»»

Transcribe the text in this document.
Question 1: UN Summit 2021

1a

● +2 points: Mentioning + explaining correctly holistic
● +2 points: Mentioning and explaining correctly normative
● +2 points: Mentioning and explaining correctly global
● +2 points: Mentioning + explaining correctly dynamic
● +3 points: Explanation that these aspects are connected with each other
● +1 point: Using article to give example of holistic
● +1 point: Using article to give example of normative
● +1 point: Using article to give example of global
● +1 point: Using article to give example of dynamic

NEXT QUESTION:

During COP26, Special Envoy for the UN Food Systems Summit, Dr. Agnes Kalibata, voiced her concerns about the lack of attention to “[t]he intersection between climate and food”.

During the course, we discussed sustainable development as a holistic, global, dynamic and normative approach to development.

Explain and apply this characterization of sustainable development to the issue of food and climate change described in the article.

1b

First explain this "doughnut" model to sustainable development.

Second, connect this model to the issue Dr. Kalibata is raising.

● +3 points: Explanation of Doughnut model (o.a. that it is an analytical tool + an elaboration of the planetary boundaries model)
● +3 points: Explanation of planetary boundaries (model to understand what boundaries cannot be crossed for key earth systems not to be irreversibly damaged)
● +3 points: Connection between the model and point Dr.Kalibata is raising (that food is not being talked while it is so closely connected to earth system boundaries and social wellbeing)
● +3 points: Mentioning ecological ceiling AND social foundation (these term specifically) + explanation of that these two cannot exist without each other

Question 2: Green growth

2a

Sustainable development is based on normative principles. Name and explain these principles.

««

## WHAT IS EXPECTED
Copy the lines from the entries above in which the word "each" appears.

## RESULT
● +3 points: Explanation that these aspects are connected with each other
● +3 points: Mentioning ecological ceiling AND social foundation (these term specifically) + explanation of that these two cannot exist without each other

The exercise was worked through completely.